Set task: Omit the images, then output each of the records below exactly.
== Records supplied ==
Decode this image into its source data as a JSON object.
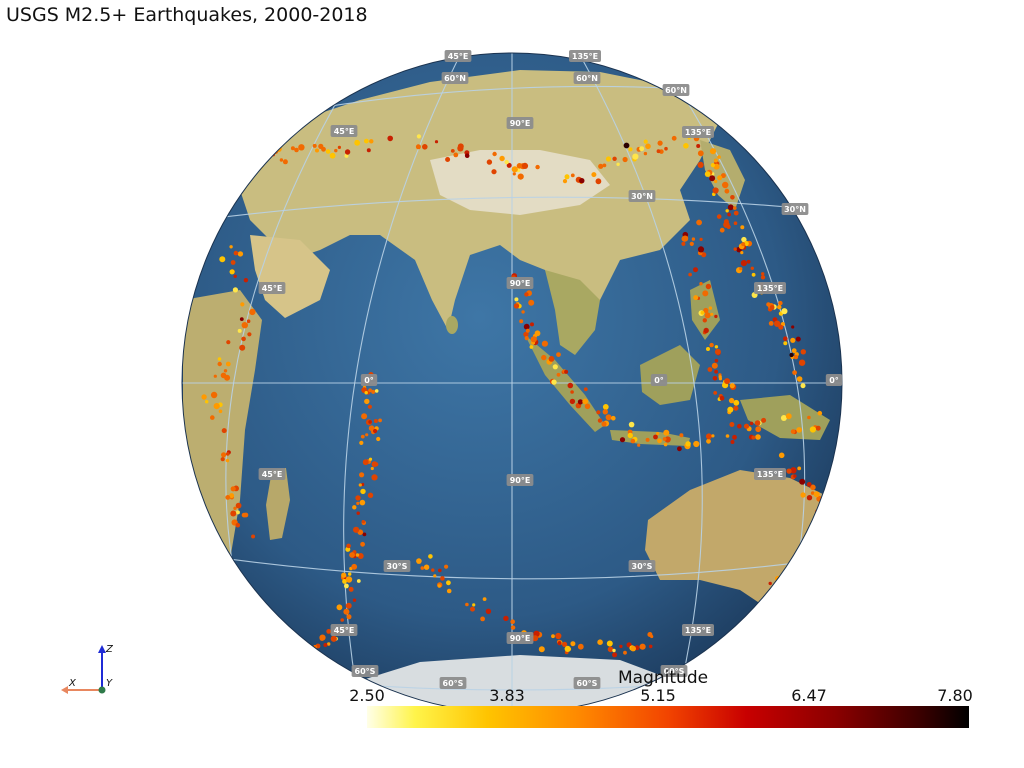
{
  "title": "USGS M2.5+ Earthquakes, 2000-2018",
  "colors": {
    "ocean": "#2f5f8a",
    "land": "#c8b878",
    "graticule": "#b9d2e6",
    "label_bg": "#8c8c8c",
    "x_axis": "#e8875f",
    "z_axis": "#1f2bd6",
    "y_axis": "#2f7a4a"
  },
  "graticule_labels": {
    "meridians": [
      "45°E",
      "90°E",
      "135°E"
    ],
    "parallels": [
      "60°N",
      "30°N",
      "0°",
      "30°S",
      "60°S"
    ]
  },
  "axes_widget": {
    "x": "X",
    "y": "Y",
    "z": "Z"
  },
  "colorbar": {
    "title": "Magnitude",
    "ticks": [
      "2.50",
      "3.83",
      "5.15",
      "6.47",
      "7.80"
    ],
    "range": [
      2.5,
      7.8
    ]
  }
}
===
Response to this task:
Decode this image into its source data as a JSON object.
{
  "title": "USGS M2.5+ Earthquakes, 2000-2018",
  "colors": {
    "ocean": "#2f5f8a",
    "land": "#c8b878",
    "graticule": "#b9d2e6",
    "label_bg": "#8c8c8c",
    "x_axis": "#e8875f",
    "z_axis": "#1f2bd6",
    "y_axis": "#2f7a4a"
  },
  "graticule_labels": {
    "meridians": [
      "45°E",
      "90°E",
      "135°E"
    ],
    "parallels": [
      "60°N",
      "30°N",
      "0°",
      "30°S",
      "60°S"
    ]
  },
  "axes_widget": {
    "x": "X",
    "y": "Y",
    "z": "Z"
  },
  "colorbar": {
    "title": "Magnitude",
    "ticks": [
      "2.50",
      "3.83",
      "5.15",
      "6.47",
      "7.80"
    ],
    "range": [
      2.5,
      7.8
    ]
  }
}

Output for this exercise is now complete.